Write down each entry again, exactly as it reads.

• _Data supplied_
== == ==

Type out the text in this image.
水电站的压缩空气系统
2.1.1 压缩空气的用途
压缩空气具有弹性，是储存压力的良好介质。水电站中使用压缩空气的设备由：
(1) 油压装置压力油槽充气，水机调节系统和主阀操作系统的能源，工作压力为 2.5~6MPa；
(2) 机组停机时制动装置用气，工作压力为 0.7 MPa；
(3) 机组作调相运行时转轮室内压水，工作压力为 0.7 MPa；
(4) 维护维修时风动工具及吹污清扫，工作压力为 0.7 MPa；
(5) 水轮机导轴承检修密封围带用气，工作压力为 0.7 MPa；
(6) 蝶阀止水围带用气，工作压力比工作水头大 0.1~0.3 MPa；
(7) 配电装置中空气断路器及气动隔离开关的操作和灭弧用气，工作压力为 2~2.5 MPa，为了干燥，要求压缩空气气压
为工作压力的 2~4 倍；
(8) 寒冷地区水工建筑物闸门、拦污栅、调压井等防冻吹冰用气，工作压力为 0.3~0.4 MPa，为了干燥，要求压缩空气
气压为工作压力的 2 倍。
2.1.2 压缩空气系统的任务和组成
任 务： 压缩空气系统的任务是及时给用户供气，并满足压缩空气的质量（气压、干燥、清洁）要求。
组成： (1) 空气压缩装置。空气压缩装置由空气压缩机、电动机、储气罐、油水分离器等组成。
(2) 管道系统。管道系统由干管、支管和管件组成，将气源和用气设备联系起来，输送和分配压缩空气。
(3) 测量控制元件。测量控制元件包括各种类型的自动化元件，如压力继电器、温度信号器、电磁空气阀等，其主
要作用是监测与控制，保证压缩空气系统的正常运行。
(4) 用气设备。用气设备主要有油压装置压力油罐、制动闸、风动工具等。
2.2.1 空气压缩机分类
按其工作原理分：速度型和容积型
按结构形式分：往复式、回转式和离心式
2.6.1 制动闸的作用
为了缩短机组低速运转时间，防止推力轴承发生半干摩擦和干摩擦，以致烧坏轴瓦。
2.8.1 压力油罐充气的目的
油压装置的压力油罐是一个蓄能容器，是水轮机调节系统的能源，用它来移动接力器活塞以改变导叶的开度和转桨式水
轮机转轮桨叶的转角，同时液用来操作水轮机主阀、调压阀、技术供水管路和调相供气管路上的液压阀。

== == ==

• _Response to the exercise_
Type out the text in this image.
水电站的压缩空气系统
2.1.1 压缩空气的用途
压缩空气具有弹性，是储存压力的良好介质。水电站中使用压缩空气的设备由：
(1) 油压装置压力油槽充气，水机调节系统和主阀操作系统的能源，工作压力为 2.5~6MPa；
(2) 机组停机时制动装置用气，工作压力为 0.7 MPa；
(3) 机组作调相运行时转轮室内压水，工作压力为 0.7 MPa；
(4) 维护维修时风动工具及吹污清扫，工作压力为 0.7 MPa；
(5) 水轮机导轴承检修密封围带用气，工作压力为 0.7 MPa；
(6) 蝶阀止水围带用气，工作压力比工作水头大 0.1~0.3 MPa；
(7) 配电装置中空气断路器及气动隔离开关的操作和灭弧用气，工作压力为 2~2.5 MPa，为了干燥，要求压缩空气气压
为工作压力的 2~4 倍；
(8) 寒冷地区水工建筑物闸门、拦污栅、调压井等防冻吹冰用气，工作压力为 0.3~0.4 MPa，为了干燥，要求压缩空气
气压为工作压力的 2 倍。
2.1.2 压缩空气系统的任务和组成
任 务： 压缩空气系统的任务是及时给用户供气，并满足压缩空气的质量（气压、干燥、清洁）要求。
组成： (1) 空气压缩装置。空气压缩装置由空气压缩机、电动机、储气罐、油水分离器等组成。
(2) 管道系统。管道系统由干管、支管和管件组成，将气源和用气设备联系起来，输送和分配压缩空气。
(3) 测量控制元件。测量控制元件包括各种类型的自动化元件，如压力继电器、温度信号器、电磁空气阀等，其主
要作用是监测与控制，保证压缩空气系统的正常运行。
(4) 用气设备。用气设备主要有油压装置压力油罐、制动闸、风动工具等。
2.2.1 空气压缩机分类
按其工作原理分：速度型和容积型
按结构形式分：往复式、回转式和离心式
2.6.1 制动闸的作用
为了缩短机组低速运转时间，防止推力轴承发生半干摩擦和干摩擦，以致烧坏轴瓦。
2.8.1 压力油罐充气的目的
油压装置的压力油罐是一个蓄能容器，是水轮机调节系统的能源，用它来移动接力器活塞以改变导叶的开度和转桨式水
轮机转轮桨叶的转角，同时液用来操作水轮机主阀、调压阀、技术供水管路和调相供气管路上的液压阀。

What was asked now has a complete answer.